» **Estratto**
· · · · ·
Perché vegan

Questa è una di quelle domande che una persona vegana si sente fare spesso. “Perché vegana?” Spesso accompagnata da.. “perché addirittura vegana?” oppure da “Perché vegana? Capisco vegetariana, ma vegana…mi sembra troppo estrema come cosa”..

Qui vi racconterò com’è andata la mia storia.

La connessione

Tutto è incominciato una sera, in Puglia, in vacanza. Una sera spensierata, passata con la birretta in mano, al chiringuito di Bari. Col sole del tramonto che ci coccolava, seduti per terra, lì al porticciolo, con le gambe a penzoloni sul mare e le barche ormeggiate che venivano dondolate dall’acqua. Era luglio del 2019 e a pensarci oggi, col senno del poi e di tutto quello che è successo, eravamo davvero spensierati e forse non ce ne accorgevamo.

“Allora a cena andiamo lì dove ci hanno consigliato?” – mi fa il compare- “Sì dai, proviamo, però telefoni tu eh”, rispondo io.

I colleghi pugliesi del compare ci avevano consigliato di cenare in un ristorante di pesce abbastanza conosciuto in zona. Io ero felicissima. In vacanza, a Bari, a mangiare pesce, che poi da quelle parti..mm..spettacolo, fresco, appena pescato. D’altronde lo avevo visto coi miei occhi. Al mattino infatti ero stata anche al mercato dei pescatori che si tiene sempre lì, al chiringuito.

Quindi piena di entusiasmo per l’imminente cena di pesce che mi aspettava, mi dirigo insieme al compare verso questo ristorante. I profumi e la vista dei vari piatti che sfilavano davanti ai nostri occhi davano ragione al collega. Era davvero un posto che meritava.

Insomma arriva il cameriere. Ci chiede, tutto orgoglioso, se volessimo dare un’occhiata al pescato del giorno. Certo, gli rispondiamo. Non ce lo saremmo certo lasciato sfuggire.

Ed è lì, con lo stato d’animo vacanziero, in quel momento spensierato, durante la trepida attesa per la cena di pesce, quando insomma mai e poi mai me lo sarei aspettato che…SBAM! Avviene la magia. Accade quella che i vegani chiamano LA CONNESSIONE.
· · · · ·
» **Dati forniti**

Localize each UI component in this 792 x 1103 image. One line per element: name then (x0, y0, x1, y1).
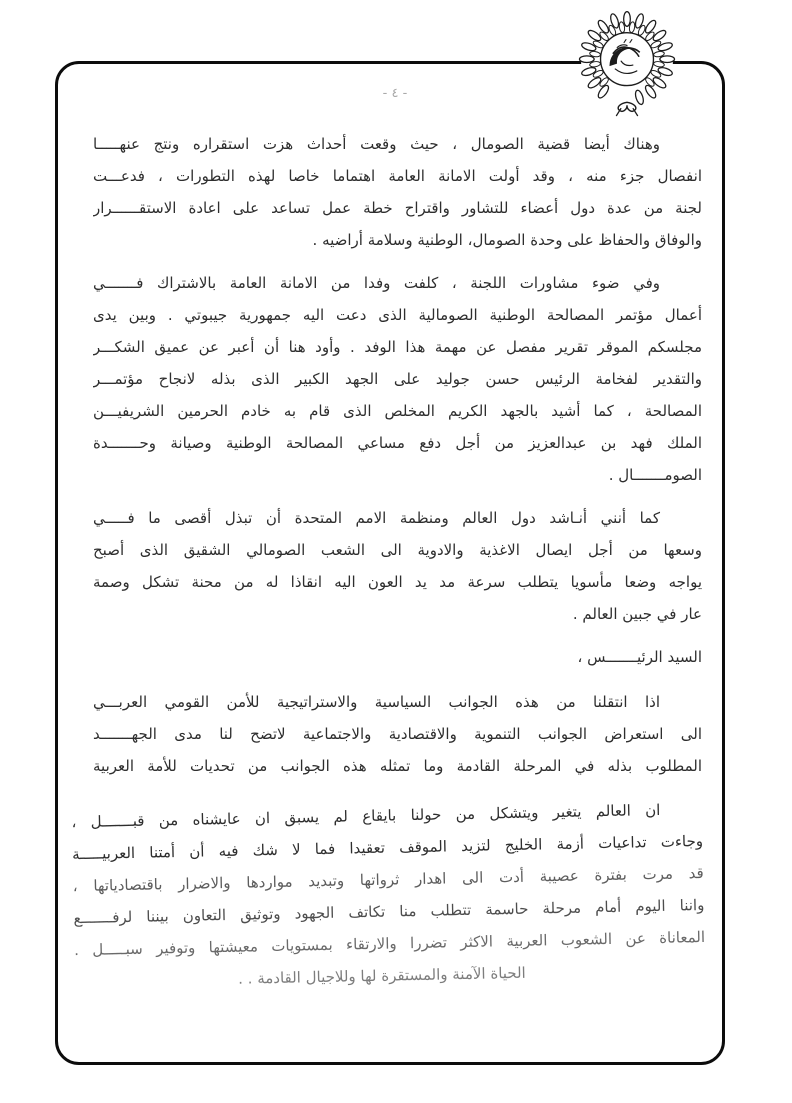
text-line: الحياة الآمنة والمستقرة لها وللاجيال القادمة . . (237, 963, 526, 988)
text-line: مجلسكم الموقر تقرير مفصل عن مهمة هذا الوفد . وأود هنا أن أعبر عن عميق الشكـــر (93, 338, 702, 356)
text-line: اذا انتقلنا من هذه الجوانب السياسية والاستراتيجية للأمن القومي العربـــي (93, 693, 660, 711)
text-line: انفصال جزء منه ، وقد أولت الامانة العامة اهتماما خاصا لهذه التطورات ، فدعـــت (93, 167, 702, 185)
text-line: وفي ضوء مشاورات اللجنة ، كلفت وفدا من الامانة العامة بالاشتراك فـــــــي (93, 274, 660, 292)
paragraph-somalia-intro (93, 128, 702, 256)
paragraph-committee-conference (93, 267, 702, 491)
text-line: السيد الرئيـــــــس ، (577, 648, 702, 666)
text-line: أعمال مؤتمر المصالحة الوطنية الصومالية الذى دعت اليه جمهورية جيبوتي . وبين يدى (93, 306, 702, 324)
text-line: قد مرت بفترة عصيبة أدت الى اهدار ثرواتها وتبديد مواردها والاضرار باقتصادياتها ، (72, 863, 704, 896)
arab-league-emblem-icon (578, 6, 676, 128)
text-line: عار في جبين العالم . (572, 605, 702, 623)
paragraph-changing-world (71, 793, 706, 998)
text-line: وسعها من أجل ايصال الاغذية والادوية الى الشعب الصومالي الشقيق الذى أصبح (93, 541, 702, 559)
text-line: لجنة من عدة دول أعضاء للتشاور واقتراح خطة عمل تساعد على اعادة الاستقــــــرار (93, 199, 702, 217)
text-line: الى استعراض الجوانب التنموية والاقتصادية والاجتماعية لاتضح لنا مدى الجهـــــــد (93, 725, 702, 743)
text-line: ان العالم يتغير ويتشكل من حولنا بايقاع لم يسبق ان عايشناه من قبـــــــل ، (71, 800, 661, 832)
text-line: والتقدير لفخامة الرئيس حسن جوليد على الجهد الكبير الذى بذله لانجاح مؤتمـــر (93, 370, 702, 388)
text-line: وجاءت تداعيات أزمة الخليج لتزيد الموقف تعقيدا فما لا شك فيه أن أمتنا العربيـــــة (71, 831, 704, 864)
text-line: والوفاق والحفاظ على وحدة الصومال، الوطنية وسلامة أراضيه . (312, 231, 702, 249)
paragraph-development-aspects (93, 686, 702, 782)
text-line: المصالحة ، كما أشيد بالجهد الكريم المخلص الذى قام به خادم الحرمين الشريفيـــن (93, 402, 702, 420)
page-number: - ٤ - (382, 86, 408, 101)
paragraph-appeal-aid (93, 502, 702, 630)
text-line: المطلوب بذله في المرحلة القادمة وما تمثله هذه الجوانب من تحديات للأمة العربية (93, 757, 702, 775)
text-line: المعاناة عن الشعوب العربية الاكثر تضررا والارتقاء بمستويات معيشتها وتوفير سبـــــل . (73, 927, 706, 960)
text-line: يواجه وضعا مأسويا يتطلب سرعة مد يد العون اليه انقاذا له من محنة تشكل وصمة (93, 573, 702, 591)
text-line: الملك فهد بن عبدالعزيز من أجل دفع مساعي المصالحة الوطنية وصيانة وحـــــــدة (93, 434, 702, 452)
text-line: وهناك أيضا قضية الصومال ، حيث وقعت أحداث هزت استقراره ونتج عنهـــــا (93, 135, 660, 153)
document-body (71, 128, 706, 996)
salutation-mr-president (93, 641, 702, 673)
text-line: واننا اليوم أمام مرحلة حاسمة تتطلب منا تكاتف الجهود وتوثيق التعاون بيننا لرفـــــــع (73, 895, 705, 928)
text-line: الصومـــــــال . (608, 466, 702, 484)
text-line: كما أنني أنـاشد دول العالم ومنظمة الامم المتحدة أن تبذل أقصى ما فـــــي (93, 509, 660, 527)
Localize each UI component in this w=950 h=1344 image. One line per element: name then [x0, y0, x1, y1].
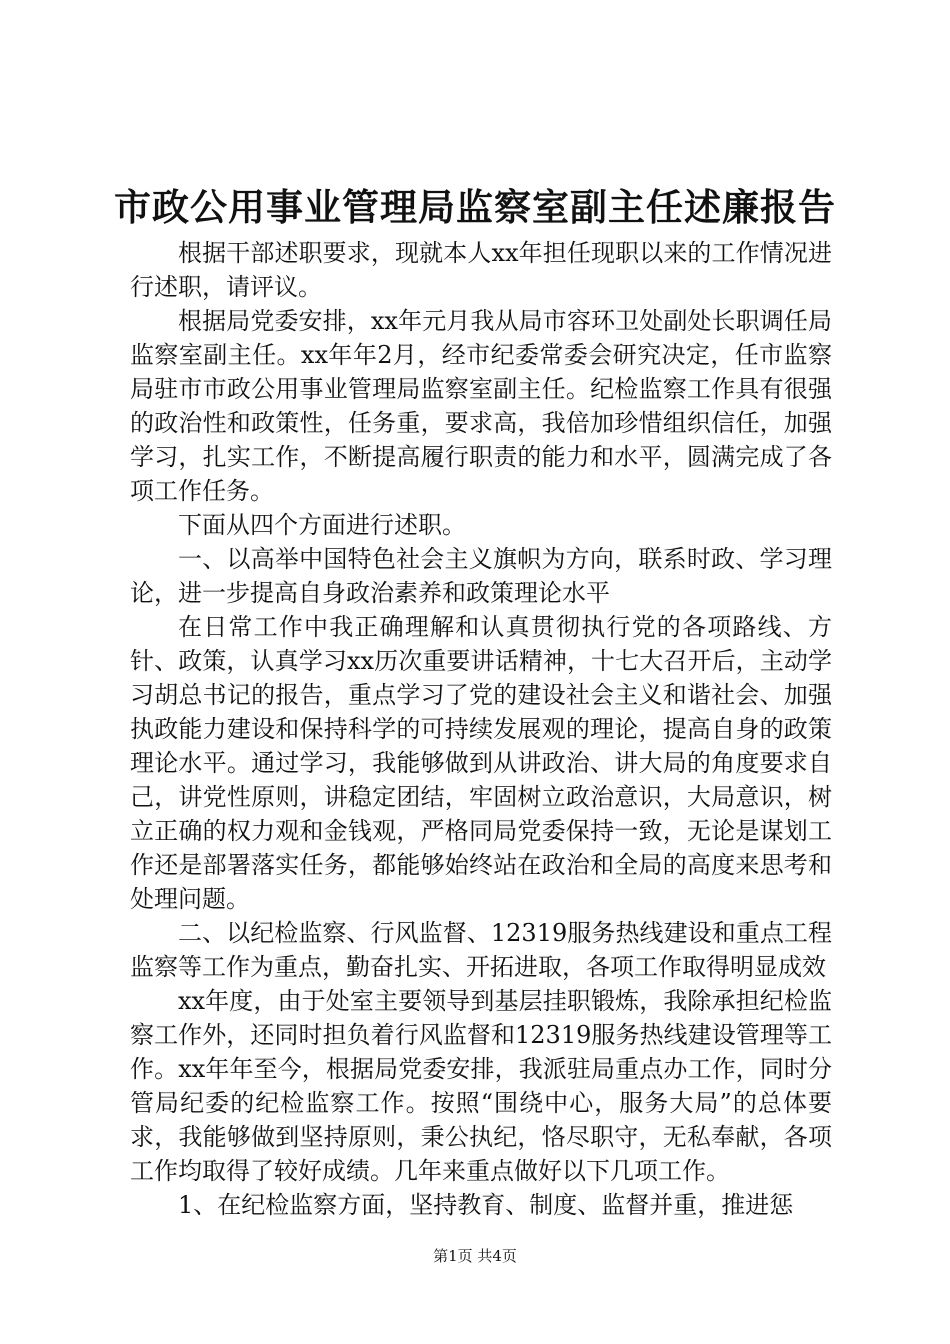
paragraph-study: 在日常工作中我正确理解和认真贯彻执行党的各项路线、方针、政策，认真学习xx历次重要讲话精神，十七大召开后，主动学习胡总书记的报告，重点学习了党的建设社会主义和谐社会、加强执政能力建设和保持科学的可持续发展观的理论，提高自身的政策理论水平。通过学习，我能够做到从讲政治、讲大局的角度要求自己，讲党性原则，讲稳定团结，牢固树立政治意识，大局意识，树立正确的权力观和金钱观，严格同局党委保持一致，无论是谋划工作还是部署落实任务，都能够始终站在政治和全局的高度来思考和处理问题。 — [130, 613, 832, 913]
page-number: 第1页 共4页 — [433, 1247, 517, 1265]
paragraph-overview: 下面从四个方面进行述职。 — [178, 511, 466, 539]
document-body — [130, 236, 832, 1222]
document-title: 市政公用事业管理局监察室副主任述廉报告 — [114, 185, 836, 229]
section-heading-one: 一、以高举中国特色社会主义旗帜为方向，联系时政、学习理论，进一步提高自身政治素养和政策理论水平 — [130, 545, 832, 607]
paragraph-work: xx年度，由于处室主要领导到基层挂职锻炼，我除承担纪检监察工作外，还同时担负着行风监督和12319服务热线建设管理等工作。xx年年至今，根据局党委安排，我派驻局重点办工作，同时分管局纪委的纪检监察工作。按照“围绕中心，服务大局”的总体要求，我能够做到坚持原则，秉公执纪，恪尽职守，无私奉献，各项工作均取得了较好成绩。几年来重点做好以下几项工作。 — [130, 987, 832, 1185]
section-heading-two: 二、以纪检监察、行风监督、12319服务热线建设和重点工程监察等工作为重点，勤奋扎实、开拓进取，各项工作取得明显成效 — [130, 919, 832, 981]
paragraph-item-one: 1、在纪检监察方面，坚持教育、制度、监督并重，推进惩 — [178, 1191, 794, 1219]
paragraph-intro: 根据干部述职要求，现就本人xx年担任现职以来的工作情况进行述职，请评议。 — [130, 239, 832, 301]
paragraph-background: 根据局党委安排，xx年元月我从局市容环卫处副处长职调任局监察室副主任。xx年年2月，经市纪委常委会研究决定，任市监察局驻市市政公用事业管理局监察室副主任。纪检监察工作具有很强的政治性和政策性，任务重，要求高，我倍加珍惜组织信任，加强学习，扎实工作，不断提高履行职责的能力和水平，圆满完成了各项工作任务。 — [130, 307, 832, 505]
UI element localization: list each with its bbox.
· · · · ·
» **Consegne**
a. Riporta tutte le domande che, secondo il racconto sulla scelta vegana, una persona vegana si sente rivolgere spesso.
b. Nel racconto sulla scelta vegana, cambia "storia" in "esperienza". Poi riscrivi il brano a partire dalle parole "Questa è una" e fermati dopo "la mia storia.".
c. Prosegui il racconto sulla scelta vegana da dove si interrompe.

» **Soluzioni**
a.
- "Perché vegana?"
- "perché addirittura vegana?"
- "Perché vegana? Capisco vegetariana, ma vegana…mi sembra troppo estrema come cosa"

b.
Questa è una di quelle domande che una persona vegana si sente fare spesso. “Perché vegana?” Spesso accompagnata da.. “perché addirittura vegana?” oppure da “Perché vegana? Capisco vegetariana, ma vegana…mi sembra troppo estrema come cosa”..

Qui vi racconterò com’è andata la mia esperienza.

c.
Il cameriere arriva al nostro tavolo. Ha in mano un vassoio col pescato del giorno. Lo posa sul tavolo, certo di fare una bella figura ai nostri occhi, e inizia a elencare tutti i vari animali che ci sono sopra. Toccandoli. Oltre ai pesci c’era un astice. Un astice che aveva le chele legate con del nastro adesivo giallo. Quando il dito del cameriere lo tocca, l’astice si muove. Si muove e sposta il suo sguardo verso di me. Ecco è lì. Lì, in quel preciso istante, che avviene la mia connessione.

Dentro di me succede qualcosa. Ho la sensazione, fortissima, di uno schiaffone in faccia, e nel cuore. Da quel momento in poi, mai niente è stato come prima. Io ancora non lo sapevo, ma quell’istante durato pochi secondi avrebbe segnato per sempre una linea tra la vecchia e la nuova vita.

Vedere un esserino, legato vivo, completamente inerme, completamente indifeso, completamente impotente, completamente nelle mani del suo aguzzino, mi ha toccato nel profondo. Cioè quell’astice non avrebbe potuto fare niente per salvarsi. Era spacciato. Anche se noi non lo avessimo scelto come cena, lo avrebbe fatto qualcun altro.

Ed è come se avessi empatizzato con quell’animale. E io sono pronta a giurare di aver visto il suo sguardo, arrabbiato e rassegnato, rivolgersi verso di me. Io non me lo dimenticherò mai quello sguardo.

Il vassoio in cui c’era l’astice, legato, ancora vivo

AVVISAGLIE PRECEDENTI

Certo, non era una novità. Cioè, voglio dire, sapevo quale fosse il tragico destino di astici e aragoste. Ma vedere questa cosa con i miei occhi, è stata tutta un’altra storia.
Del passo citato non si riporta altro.